▶ Task requirements:
The records below are to be quoted in full; please keep every word exact.

## BEGIN

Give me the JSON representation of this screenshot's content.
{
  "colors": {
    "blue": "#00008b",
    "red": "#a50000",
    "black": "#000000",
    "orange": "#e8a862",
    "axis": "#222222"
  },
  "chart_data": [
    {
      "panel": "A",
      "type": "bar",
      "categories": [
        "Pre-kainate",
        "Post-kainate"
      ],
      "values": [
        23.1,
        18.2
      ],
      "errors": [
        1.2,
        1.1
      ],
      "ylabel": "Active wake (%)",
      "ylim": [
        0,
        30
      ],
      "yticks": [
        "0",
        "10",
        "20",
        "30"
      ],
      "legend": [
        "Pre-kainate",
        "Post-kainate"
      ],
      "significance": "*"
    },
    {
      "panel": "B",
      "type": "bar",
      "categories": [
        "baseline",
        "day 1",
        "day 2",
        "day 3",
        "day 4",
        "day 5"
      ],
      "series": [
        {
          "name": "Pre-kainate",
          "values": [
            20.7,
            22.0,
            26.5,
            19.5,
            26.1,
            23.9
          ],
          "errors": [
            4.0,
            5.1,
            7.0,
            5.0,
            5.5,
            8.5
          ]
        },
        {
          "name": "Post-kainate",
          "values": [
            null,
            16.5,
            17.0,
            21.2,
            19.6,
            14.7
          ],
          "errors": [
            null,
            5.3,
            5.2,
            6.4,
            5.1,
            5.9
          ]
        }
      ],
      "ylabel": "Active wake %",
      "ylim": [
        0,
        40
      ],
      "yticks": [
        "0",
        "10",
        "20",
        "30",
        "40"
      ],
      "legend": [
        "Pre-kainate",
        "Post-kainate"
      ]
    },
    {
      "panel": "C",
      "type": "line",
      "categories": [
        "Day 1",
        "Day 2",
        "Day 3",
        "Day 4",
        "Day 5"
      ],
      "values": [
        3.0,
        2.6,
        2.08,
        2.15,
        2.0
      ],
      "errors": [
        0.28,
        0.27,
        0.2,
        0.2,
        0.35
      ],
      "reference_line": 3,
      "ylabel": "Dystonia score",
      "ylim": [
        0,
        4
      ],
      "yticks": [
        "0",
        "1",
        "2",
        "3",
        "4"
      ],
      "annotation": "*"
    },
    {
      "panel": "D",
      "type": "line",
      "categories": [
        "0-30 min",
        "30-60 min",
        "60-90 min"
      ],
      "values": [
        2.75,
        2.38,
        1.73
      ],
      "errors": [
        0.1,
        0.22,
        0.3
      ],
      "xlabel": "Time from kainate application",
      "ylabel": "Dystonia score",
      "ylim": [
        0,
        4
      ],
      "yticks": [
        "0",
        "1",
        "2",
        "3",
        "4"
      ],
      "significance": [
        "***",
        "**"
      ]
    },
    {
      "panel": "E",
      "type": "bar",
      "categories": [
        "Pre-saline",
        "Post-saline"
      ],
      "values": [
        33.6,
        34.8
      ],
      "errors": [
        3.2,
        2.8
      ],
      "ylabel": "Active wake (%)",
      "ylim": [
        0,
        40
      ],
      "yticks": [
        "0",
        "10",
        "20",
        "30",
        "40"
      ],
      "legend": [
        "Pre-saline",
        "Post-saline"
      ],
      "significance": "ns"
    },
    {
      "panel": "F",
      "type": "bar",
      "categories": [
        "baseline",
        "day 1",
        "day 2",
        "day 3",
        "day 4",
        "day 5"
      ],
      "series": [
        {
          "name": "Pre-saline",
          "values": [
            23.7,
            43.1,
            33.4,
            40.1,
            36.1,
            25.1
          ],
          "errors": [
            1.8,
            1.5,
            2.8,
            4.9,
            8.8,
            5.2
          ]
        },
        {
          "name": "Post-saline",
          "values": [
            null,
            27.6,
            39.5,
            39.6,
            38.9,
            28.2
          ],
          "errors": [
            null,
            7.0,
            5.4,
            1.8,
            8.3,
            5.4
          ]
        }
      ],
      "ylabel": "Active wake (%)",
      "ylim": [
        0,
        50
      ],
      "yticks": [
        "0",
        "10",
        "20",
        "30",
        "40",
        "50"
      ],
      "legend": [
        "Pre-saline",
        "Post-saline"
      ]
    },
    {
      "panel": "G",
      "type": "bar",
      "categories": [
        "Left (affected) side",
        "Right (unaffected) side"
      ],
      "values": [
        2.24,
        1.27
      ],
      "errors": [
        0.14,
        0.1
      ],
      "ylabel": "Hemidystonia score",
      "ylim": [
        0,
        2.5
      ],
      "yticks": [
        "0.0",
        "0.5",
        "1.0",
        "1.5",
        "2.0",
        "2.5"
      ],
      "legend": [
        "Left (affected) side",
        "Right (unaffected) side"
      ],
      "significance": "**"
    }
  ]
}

## END

▶ Task solution:
Give me the JSON representation of this screenshot's content.
{
  "colors": {
    "blue": "#00008b",
    "red": "#a50000",
    "black": "#000000",
    "orange": "#e8a862",
    "axis": "#222222"
  },
  "chart_data": [
    {
      "panel": "A",
      "type": "bar",
      "categories": [
        "Pre-kainate",
        "Post-kainate"
      ],
      "values": [
        23.1,
        18.2
      ],
      "errors": [
        1.2,
        1.1
      ],
      "ylabel": "Active wake (%)",
      "ylim": [
        0,
        30
      ],
      "yticks": [
        "0",
        "10",
        "20",
        "30"
      ],
      "legend": [
        "Pre-kainate",
        "Post-kainate"
      ],
      "significance": "*"
    },
    {
      "panel": "B",
      "type": "bar",
      "categories": [
        "baseline",
        "day 1",
        "day 2",
        "day 3",
        "day 4",
        "day 5"
      ],
      "series": [
        {
          "name": "Pre-kainate",
          "values": [
            20.7,
            22.0,
            26.5,
            19.5,
            26.1,
            23.9
          ],
          "errors": [
            4.0,
            5.1,
            7.0,
            5.0,
            5.5,
            8.5
          ]
        },
        {
          "name": "Post-kainate",
          "values": [
            null,
            16.5,
            17.0,
            21.2,
            19.6,
            14.7
          ],
          "errors": [
            null,
            5.3,
            5.2,
            6.4,
            5.1,
            5.9
          ]
        }
      ],
      "ylabel": "Active wake %",
      "ylim": [
        0,
        40
      ],
      "yticks": [
        "0",
        "10",
        "20",
        "30",
        "40"
      ],
      "legend": [
        "Pre-kainate",
        "Post-kainate"
      ]
    },
    {
      "panel": "C",
      "type": "line",
      "categories": [
        "Day 1",
        "Day 2",
        "Day 3",
        "Day 4",
        "Day 5"
      ],
      "values": [
        3.0,
        2.6,
        2.08,
        2.15,
        2.0
      ],
      "errors": [
        0.28,
        0.27,
        0.2,
        0.2,
        0.35
      ],
      "reference_line": 3,
      "ylabel": "Dystonia score",
      "ylim": [
        0,
        4
      ],
      "yticks": [
        "0",
        "1",
        "2",
        "3",
        "4"
      ],
      "annotation": "*"
    },
    {
      "panel": "D",
      "type": "line",
      "categories": [
        "0-30 min",
        "30-60 min",
        "60-90 min"
      ],
      "values": [
        2.75,
        2.38,
        1.73
      ],
      "errors": [
        0.1,
        0.22,
        0.3
      ],
      "xlabel": "Time from kainate application",
      "ylabel": "Dystonia score",
      "ylim": [
        0,
        4
      ],
      "yticks": [
        "0",
        "1",
        "2",
        "3",
        "4"
      ],
      "significance": [
        "***",
        "**"
      ]
    },
    {
      "panel": "E",
      "type": "bar",
      "categories": [
        "Pre-saline",
        "Post-saline"
      ],
      "values": [
        33.6,
        34.8
      ],
      "errors": [
        3.2,
        2.8
      ],
      "ylabel": "Active wake (%)",
      "ylim": [
        0,
        40
      ],
      "yticks": [
        "0",
        "10",
        "20",
        "30",
        "40"
      ],
      "legend": [
        "Pre-saline",
        "Post-saline"
      ],
      "significance": "ns"
    },
    {
      "panel": "F",
      "type": "bar",
      "categories": [
        "baseline",
        "day 1",
        "day 2",
        "day 3",
        "day 4",
        "day 5"
      ],
      "series": [
        {
          "name": "Pre-saline",
          "values": [
            23.7,
            43.1,
            33.4,
            40.1,
            36.1,
            25.1
          ],
          "errors": [
            1.8,
            1.5,
            2.8,
            4.9,
            8.8,
            5.2
          ]
        },
        {
          "name": "Post-saline",
          "values": [
            null,
            27.6,
            39.5,
            39.6,
            38.9,
            28.2
          ],
          "errors": [
            null,
            7.0,
            5.4,
            1.8,
            8.3,
            5.4
          ]
        }
      ],
      "ylabel": "Active wake (%)",
      "ylim": [
        0,
        50
      ],
      "yticks": [
        "0",
        "10",
        "20",
        "30",
        "40",
        "50"
      ],
      "legend": [
        "Pre-saline",
        "Post-saline"
      ]
    },
    {
      "panel": "G",
      "type": "bar",
      "categories": [
        "Left (affected) side",
        "Right (unaffected) side"
      ],
      "values": [
        2.24,
        1.27
      ],
      "errors": [
        0.14,
        0.1
      ],
      "ylabel": "Hemidystonia score",
      "ylim": [
        0,
        2.5
      ],
      "yticks": [
        "0.0",
        "0.5",
        "1.0",
        "1.5",
        "2.0",
        "2.5"
      ],
      "legend": [
        "Left (affected) side",
        "Right (unaffected) side"
      ],
      "significance": "**"
    }
  ]
}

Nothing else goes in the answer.